Excerpted data start

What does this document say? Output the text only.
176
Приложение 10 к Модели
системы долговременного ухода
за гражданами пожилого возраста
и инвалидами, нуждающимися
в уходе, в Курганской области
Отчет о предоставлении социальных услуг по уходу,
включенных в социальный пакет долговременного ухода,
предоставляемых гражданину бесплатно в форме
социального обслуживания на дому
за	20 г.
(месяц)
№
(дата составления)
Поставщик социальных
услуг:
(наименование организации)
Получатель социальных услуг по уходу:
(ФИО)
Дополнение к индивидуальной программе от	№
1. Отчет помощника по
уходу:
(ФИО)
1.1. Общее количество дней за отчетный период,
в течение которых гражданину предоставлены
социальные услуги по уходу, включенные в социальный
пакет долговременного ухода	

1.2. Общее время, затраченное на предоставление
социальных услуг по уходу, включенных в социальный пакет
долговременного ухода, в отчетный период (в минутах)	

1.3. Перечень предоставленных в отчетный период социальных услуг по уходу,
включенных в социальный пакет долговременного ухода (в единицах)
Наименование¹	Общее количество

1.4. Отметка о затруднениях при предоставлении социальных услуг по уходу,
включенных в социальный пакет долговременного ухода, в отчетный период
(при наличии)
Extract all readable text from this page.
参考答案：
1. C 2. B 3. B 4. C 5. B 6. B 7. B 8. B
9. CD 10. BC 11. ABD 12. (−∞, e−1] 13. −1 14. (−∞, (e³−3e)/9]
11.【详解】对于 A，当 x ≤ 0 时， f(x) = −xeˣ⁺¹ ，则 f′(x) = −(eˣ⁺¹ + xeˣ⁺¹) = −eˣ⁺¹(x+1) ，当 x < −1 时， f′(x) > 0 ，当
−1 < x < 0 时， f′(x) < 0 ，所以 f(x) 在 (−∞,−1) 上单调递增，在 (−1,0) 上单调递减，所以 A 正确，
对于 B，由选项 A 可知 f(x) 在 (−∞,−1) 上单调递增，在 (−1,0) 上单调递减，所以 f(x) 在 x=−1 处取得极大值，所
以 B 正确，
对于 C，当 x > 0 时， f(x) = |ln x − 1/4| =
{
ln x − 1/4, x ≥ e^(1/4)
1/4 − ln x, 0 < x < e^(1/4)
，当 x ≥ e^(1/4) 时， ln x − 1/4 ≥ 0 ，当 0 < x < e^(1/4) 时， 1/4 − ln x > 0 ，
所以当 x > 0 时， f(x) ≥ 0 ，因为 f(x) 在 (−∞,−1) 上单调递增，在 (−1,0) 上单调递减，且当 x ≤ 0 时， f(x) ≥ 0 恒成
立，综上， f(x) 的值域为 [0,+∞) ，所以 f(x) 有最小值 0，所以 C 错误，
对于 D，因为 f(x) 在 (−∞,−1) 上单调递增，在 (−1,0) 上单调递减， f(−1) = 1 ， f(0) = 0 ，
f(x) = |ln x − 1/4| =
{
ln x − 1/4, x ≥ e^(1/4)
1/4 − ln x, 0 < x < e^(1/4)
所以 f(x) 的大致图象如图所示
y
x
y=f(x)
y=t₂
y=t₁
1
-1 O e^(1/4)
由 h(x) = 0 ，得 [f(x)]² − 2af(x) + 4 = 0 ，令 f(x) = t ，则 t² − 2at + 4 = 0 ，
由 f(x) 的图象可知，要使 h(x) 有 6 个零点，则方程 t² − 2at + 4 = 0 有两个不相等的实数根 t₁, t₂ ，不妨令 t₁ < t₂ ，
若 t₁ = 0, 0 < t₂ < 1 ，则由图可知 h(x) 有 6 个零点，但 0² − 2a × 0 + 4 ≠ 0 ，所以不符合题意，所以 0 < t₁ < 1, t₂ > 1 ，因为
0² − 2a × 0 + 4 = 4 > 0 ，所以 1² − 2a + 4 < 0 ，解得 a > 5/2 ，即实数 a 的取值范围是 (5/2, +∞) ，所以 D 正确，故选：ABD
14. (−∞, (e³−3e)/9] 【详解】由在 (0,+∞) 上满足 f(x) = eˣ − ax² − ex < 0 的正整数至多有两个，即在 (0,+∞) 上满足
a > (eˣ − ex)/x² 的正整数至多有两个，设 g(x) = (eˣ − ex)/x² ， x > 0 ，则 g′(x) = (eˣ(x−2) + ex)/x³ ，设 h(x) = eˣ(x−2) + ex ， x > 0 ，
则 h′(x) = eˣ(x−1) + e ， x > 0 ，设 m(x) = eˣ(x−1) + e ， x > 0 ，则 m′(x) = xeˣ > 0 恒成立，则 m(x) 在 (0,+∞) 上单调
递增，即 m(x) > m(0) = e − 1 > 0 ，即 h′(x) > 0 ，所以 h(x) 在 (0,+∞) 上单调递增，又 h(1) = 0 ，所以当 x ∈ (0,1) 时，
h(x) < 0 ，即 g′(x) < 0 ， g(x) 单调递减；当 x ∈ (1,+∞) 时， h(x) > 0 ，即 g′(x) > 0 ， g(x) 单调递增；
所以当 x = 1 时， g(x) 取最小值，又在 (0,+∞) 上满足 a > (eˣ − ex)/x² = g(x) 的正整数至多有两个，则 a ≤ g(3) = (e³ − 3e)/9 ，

Excerpted data end

Locate each line with the word "социальных" and copy it.

Отчет о предоставлении социальных услуг по уходу,
Поставщик социальных
Получатель социальных услуг по уходу:
социальных услуг по уходу, включенных в социальный пакет
1.3. Перечень предоставленных в отчетный период социальных услуг по уходу,
1.4. Отметка о затруднениях при предоставлении социальных услуг по уходу,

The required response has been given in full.